— Records supplied —

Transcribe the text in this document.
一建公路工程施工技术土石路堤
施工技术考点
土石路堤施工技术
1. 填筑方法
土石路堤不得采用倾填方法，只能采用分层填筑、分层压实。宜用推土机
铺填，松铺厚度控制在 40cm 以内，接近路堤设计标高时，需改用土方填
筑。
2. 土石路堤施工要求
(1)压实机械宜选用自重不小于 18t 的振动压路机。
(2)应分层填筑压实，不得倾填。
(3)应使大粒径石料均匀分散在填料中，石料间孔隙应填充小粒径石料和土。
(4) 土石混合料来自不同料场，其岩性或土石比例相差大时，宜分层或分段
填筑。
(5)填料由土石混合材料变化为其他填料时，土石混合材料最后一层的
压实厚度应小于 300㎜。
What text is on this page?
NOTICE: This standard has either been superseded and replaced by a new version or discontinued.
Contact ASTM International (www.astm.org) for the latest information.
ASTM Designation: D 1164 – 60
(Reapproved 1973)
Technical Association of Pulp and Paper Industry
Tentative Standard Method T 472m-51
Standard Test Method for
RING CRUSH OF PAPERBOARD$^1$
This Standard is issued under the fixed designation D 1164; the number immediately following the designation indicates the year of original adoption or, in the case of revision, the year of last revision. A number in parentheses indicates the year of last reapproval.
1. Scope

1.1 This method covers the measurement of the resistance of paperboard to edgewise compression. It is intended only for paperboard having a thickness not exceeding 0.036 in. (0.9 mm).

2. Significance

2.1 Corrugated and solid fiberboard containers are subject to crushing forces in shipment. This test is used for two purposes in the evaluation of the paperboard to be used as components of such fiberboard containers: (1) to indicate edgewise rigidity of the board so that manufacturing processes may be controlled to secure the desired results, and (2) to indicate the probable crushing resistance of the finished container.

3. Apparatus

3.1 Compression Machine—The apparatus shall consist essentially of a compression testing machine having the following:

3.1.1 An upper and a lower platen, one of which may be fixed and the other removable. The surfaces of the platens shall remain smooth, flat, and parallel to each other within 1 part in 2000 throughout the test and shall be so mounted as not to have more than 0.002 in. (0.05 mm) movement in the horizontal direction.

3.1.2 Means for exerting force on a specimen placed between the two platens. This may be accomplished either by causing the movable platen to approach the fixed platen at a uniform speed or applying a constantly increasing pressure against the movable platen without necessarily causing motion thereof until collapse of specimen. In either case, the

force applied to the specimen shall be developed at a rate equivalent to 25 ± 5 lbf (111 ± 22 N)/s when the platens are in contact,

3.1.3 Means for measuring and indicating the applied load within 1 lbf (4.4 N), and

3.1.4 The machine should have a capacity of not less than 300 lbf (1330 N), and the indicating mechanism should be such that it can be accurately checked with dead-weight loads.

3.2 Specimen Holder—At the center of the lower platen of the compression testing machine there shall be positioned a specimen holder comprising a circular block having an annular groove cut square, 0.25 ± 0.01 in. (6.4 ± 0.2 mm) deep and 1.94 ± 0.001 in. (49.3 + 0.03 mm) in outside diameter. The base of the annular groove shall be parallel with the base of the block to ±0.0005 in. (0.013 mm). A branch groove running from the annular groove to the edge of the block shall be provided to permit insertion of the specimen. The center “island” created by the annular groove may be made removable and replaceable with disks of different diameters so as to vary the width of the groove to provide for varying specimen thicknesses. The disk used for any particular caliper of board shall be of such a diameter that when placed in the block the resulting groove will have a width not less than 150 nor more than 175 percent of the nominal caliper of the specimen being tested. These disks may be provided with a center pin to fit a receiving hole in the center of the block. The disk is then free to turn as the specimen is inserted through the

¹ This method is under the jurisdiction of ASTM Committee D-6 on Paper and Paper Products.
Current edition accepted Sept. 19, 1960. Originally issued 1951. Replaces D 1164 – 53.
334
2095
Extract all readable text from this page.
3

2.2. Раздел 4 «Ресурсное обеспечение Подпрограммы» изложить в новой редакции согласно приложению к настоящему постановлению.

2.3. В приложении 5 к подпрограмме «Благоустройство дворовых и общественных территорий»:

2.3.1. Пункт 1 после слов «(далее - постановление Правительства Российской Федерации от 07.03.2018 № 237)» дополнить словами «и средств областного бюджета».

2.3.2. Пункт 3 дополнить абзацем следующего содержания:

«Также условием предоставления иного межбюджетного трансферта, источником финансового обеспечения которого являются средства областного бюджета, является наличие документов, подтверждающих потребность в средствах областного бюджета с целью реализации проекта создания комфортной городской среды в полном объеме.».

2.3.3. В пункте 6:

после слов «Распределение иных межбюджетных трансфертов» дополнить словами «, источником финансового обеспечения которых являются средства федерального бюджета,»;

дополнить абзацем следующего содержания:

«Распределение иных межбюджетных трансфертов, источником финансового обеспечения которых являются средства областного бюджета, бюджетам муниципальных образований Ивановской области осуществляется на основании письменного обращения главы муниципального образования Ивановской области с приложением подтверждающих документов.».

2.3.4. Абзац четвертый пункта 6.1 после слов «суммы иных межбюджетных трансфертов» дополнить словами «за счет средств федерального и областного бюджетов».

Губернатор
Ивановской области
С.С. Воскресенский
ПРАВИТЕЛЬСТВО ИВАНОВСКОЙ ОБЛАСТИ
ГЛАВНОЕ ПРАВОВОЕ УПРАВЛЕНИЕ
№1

— What to work on —
Each record must be repeated exactly as it is.

— Task result —
Transcribe the text in this document.
一建公路工程施工技术土石路堤
施工技术考点
土石路堤施工技术
1. 填筑方法
土石路堤不得采用倾填方法，只能采用分层填筑、分层压实。宜用推土机
铺填，松铺厚度控制在 40cm 以内，接近路堤设计标高时，需改用土方填
筑。
2. 土石路堤施工要求
(1)压实机械宜选用自重不小于 18t 的振动压路机。
(2)应分层填筑压实，不得倾填。
(3)应使大粒径石料均匀分散在填料中，石料间孔隙应填充小粒径石料和土。
(4) 土石混合料来自不同料场，其岩性或土石比例相差大时，宜分层或分段
填筑。
(5)填料由土石混合材料变化为其他填料时，土石混合材料最后一层的
压实厚度应小于 300㎜。
What text is on this page?
NOTICE: This standard has either been superseded and replaced by a new version or discontinued.
Contact ASTM International (www.astm.org) for the latest information.
ASTM Designation: D 1164 – 60
(Reapproved 1973)
Technical Association of Pulp and Paper Industry
Tentative Standard Method T 472m-51
Standard Test Method for
RING CRUSH OF PAPERBOARD$^1$
This Standard is issued under the fixed designation D 1164; the number immediately following the designation indicates the year of original adoption or, in the case of revision, the year of last revision. A number in parentheses indicates the year of last reapproval.
1. Scope

1.1 This method covers the measurement of the resistance of paperboard to edgewise compression. It is intended only for paperboard having a thickness not exceeding 0.036 in. (0.9 mm).

2. Significance

2.1 Corrugated and solid fiberboard containers are subject to crushing forces in shipment. This test is used for two purposes in the evaluation of the paperboard to be used as components of such fiberboard containers: (1) to indicate edgewise rigidity of the board so that manufacturing processes may be controlled to secure the desired results, and (2) to indicate the probable crushing resistance of the finished container.

3. Apparatus

3.1 Compression Machine—The apparatus shall consist essentially of a compression testing machine having the following:

3.1.1 An upper and a lower platen, one of which may be fixed and the other removable. The surfaces of the platens shall remain smooth, flat, and parallel to each other within 1 part in 2000 throughout the test and shall be so mounted as not to have more than 0.002 in. (0.05 mm) movement in the horizontal direction.

3.1.2 Means for exerting force on a specimen placed between the two platens. This may be accomplished either by causing the movable platen to approach the fixed platen at a uniform speed or applying a constantly increasing pressure against the movable platen without necessarily causing motion thereof until collapse of specimen. In either case, the

force applied to the specimen shall be developed at a rate equivalent to 25 ± 5 lbf (111 ± 22 N)/s when the platens are in contact,

3.1.3 Means for measuring and indicating the applied load within 1 lbf (4.4 N), and

3.1.4 The machine should have a capacity of not less than 300 lbf (1330 N), and the indicating mechanism should be such that it can be accurately checked with dead-weight loads.

3.2 Specimen Holder—At the center of the lower platen of the compression testing machine there shall be positioned a specimen holder comprising a circular block having an annular groove cut square, 0.25 ± 0.01 in. (6.4 ± 0.2 mm) deep and 1.94 ± 0.001 in. (49.3 + 0.03 mm) in outside diameter. The base of the annular groove shall be parallel with the base of the block to ±0.0005 in. (0.013 mm). A branch groove running from the annular groove to the edge of the block shall be provided to permit insertion of the specimen. The center “island” created by the annular groove may be made removable and replaceable with disks of different diameters so as to vary the width of the groove to provide for varying specimen thicknesses. The disk used for any particular caliper of board shall be of such a diameter that when placed in the block the resulting groove will have a width not less than 150 nor more than 175 percent of the nominal caliper of the specimen being tested. These disks may be provided with a center pin to fit a receiving hole in the center of the block. The disk is then free to turn as the specimen is inserted through the

¹ This method is under the jurisdiction of ASTM Committee D-6 on Paper and Paper Products.
Current edition accepted Sept. 19, 1960. Originally issued 1951. Replaces D 1164 – 53.
334
2095
Extract all readable text from this page.
3

2.2. Раздел 4 «Ресурсное обеспечение Подпрограммы» изложить в новой редакции согласно приложению к настоящему постановлению.

2.3. В приложении 5 к подпрограмме «Благоустройство дворовых и общественных территорий»:

2.3.1. Пункт 1 после слов «(далее - постановление Правительства Российской Федерации от 07.03.2018 № 237)» дополнить словами «и средств областного бюджета».

2.3.2. Пункт 3 дополнить абзацем следующего содержания:

«Также условием предоставления иного межбюджетного трансферта, источником финансового обеспечения которого являются средства областного бюджета, является наличие документов, подтверждающих потребность в средствах областного бюджета с целью реализации проекта создания комфортной городской среды в полном объеме.».

2.3.3. В пункте 6:

после слов «Распределение иных межбюджетных трансфертов» дополнить словами «, источником финансового обеспечения которых являются средства федерального бюджета,»;

дополнить абзацем следующего содержания:

«Распределение иных межбюджетных трансфертов, источником финансового обеспечения которых являются средства областного бюджета, бюджетам муниципальных образований Ивановской области осуществляется на основании письменного обращения главы муниципального образования Ивановской области с приложением подтверждающих документов.».

2.3.4. Абзац четвертый пункта 6.1 после слов «суммы иных межбюджетных трансфертов» дополнить словами «за счет средств федерального и областного бюджетов».

Губернатор
Ивановской области
С.С. Воскресенский
ПРАВИТЕЛЬСТВО ИВАНОВСКОЙ ОБЛАСТИ
ГЛАВНОЕ ПРАВОВОЕ УПРАВЛЕНИЕ
№1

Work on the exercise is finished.